• **DATA TO USE**:

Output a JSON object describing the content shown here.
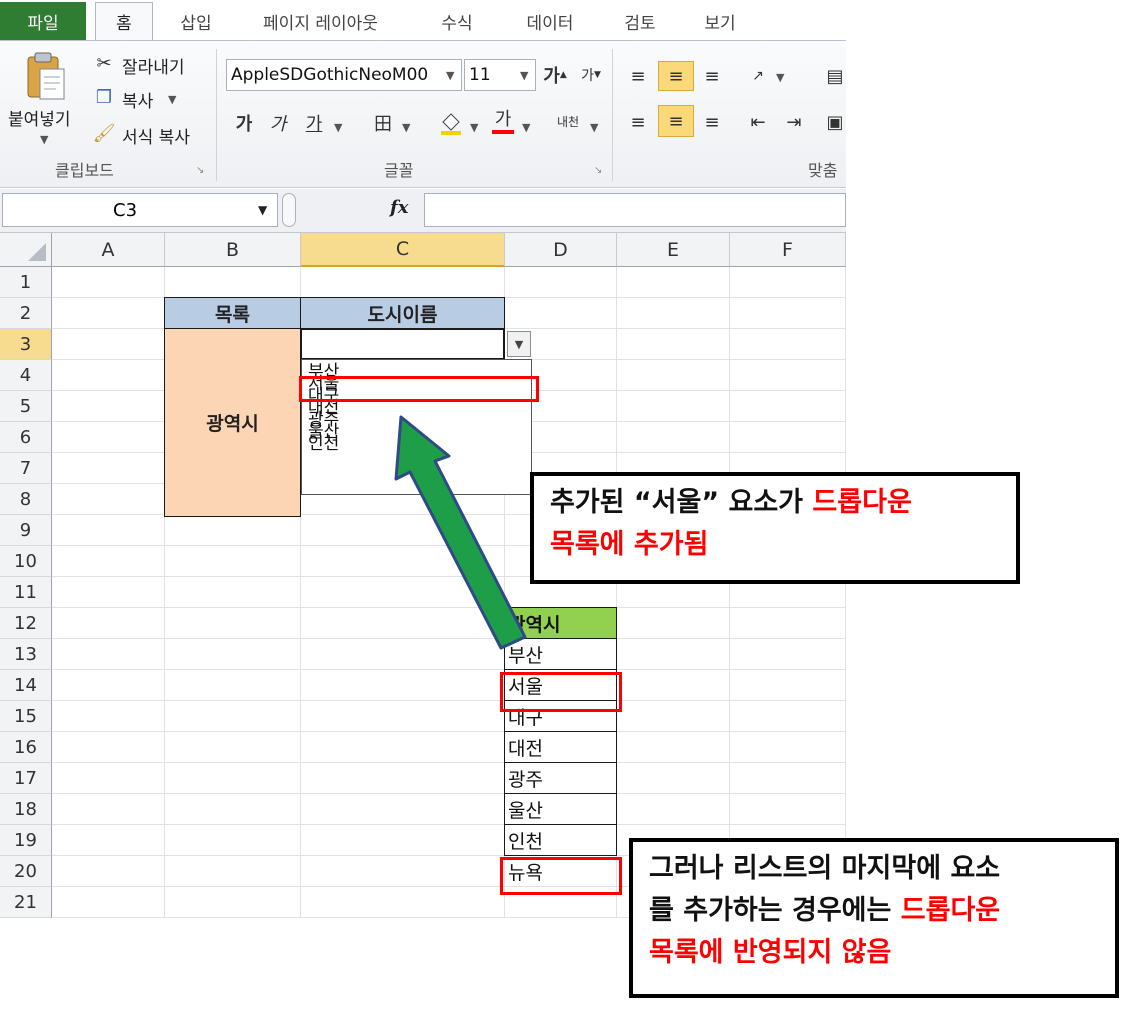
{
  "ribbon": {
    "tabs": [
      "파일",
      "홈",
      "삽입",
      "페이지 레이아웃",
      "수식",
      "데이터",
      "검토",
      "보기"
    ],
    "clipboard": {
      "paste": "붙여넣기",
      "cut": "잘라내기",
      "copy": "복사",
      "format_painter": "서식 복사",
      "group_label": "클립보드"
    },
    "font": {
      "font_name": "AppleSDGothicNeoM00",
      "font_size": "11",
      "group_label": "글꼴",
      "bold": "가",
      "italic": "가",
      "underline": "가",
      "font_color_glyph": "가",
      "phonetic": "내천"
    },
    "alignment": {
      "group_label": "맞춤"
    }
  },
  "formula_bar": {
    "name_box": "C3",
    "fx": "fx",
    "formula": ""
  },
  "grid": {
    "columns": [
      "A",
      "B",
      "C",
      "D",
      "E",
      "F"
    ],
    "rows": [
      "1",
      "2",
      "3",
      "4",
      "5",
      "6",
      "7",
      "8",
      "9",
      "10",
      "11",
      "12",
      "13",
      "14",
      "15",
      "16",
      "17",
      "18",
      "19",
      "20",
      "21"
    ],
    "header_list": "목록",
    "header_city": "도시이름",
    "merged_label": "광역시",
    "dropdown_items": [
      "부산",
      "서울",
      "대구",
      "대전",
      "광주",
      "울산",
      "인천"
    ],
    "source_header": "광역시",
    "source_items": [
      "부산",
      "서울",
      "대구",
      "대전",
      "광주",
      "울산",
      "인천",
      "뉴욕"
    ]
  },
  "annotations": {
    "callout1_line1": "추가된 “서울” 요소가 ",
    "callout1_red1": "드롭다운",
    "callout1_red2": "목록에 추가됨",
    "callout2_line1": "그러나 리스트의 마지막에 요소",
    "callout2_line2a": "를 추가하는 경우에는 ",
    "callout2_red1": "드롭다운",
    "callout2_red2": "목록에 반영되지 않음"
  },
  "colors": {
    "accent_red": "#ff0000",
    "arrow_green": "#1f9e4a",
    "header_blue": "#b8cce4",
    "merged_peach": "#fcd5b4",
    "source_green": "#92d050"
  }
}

• **GIVEN EXERCISE**: Copy the entries exactly. Leave out the images.

• **CORRECT OUTPUT**:
Output a JSON object describing the content shown here.
{
  "ribbon": {
    "tabs": [
      "파일",
      "홈",
      "삽입",
      "페이지 레이아웃",
      "수식",
      "데이터",
      "검토",
      "보기"
    ],
    "clipboard": {
      "paste": "붙여넣기",
      "cut": "잘라내기",
      "copy": "복사",
      "format_painter": "서식 복사",
      "group_label": "클립보드"
    },
    "font": {
      "font_name": "AppleSDGothicNeoM00",
      "font_size": "11",
      "group_label": "글꼴",
      "bold": "가",
      "italic": "가",
      "underline": "가",
      "font_color_glyph": "가",
      "phonetic": "내천"
    },
    "alignment": {
      "group_label": "맞춤"
    }
  },
  "formula_bar": {
    "name_box": "C3",
    "fx": "fx",
    "formula": ""
  },
  "grid": {
    "columns": [
      "A",
      "B",
      "C",
      "D",
      "E",
      "F"
    ],
    "rows": [
      "1",
      "2",
      "3",
      "4",
      "5",
      "6",
      "7",
      "8",
      "9",
      "10",
      "11",
      "12",
      "13",
      "14",
      "15",
      "16",
      "17",
      "18",
      "19",
      "20",
      "21"
    ],
    "header_list": "목록",
    "header_city": "도시이름",
    "merged_label": "광역시",
    "dropdown_items": [
      "부산",
      "서울",
      "대구",
      "대전",
      "광주",
      "울산",
      "인천"
    ],
    "source_header": "광역시",
    "source_items": [
      "부산",
      "서울",
      "대구",
      "대전",
      "광주",
      "울산",
      "인천",
      "뉴욕"
    ]
  },
  "annotations": {
    "callout1_line1": "추가된 “서울” 요소가 ",
    "callout1_red1": "드롭다운",
    "callout1_red2": "목록에 추가됨",
    "callout2_line1": "그러나 리스트의 마지막에 요소",
    "callout2_line2a": "를 추가하는 경우에는 ",
    "callout2_red1": "드롭다운",
    "callout2_red2": "목록에 반영되지 않음"
  },
  "colors": {
    "accent_red": "#ff0000",
    "arrow_green": "#1f9e4a",
    "header_blue": "#b8cce4",
    "merged_peach": "#fcd5b4",
    "source_green": "#92d050"
  }
}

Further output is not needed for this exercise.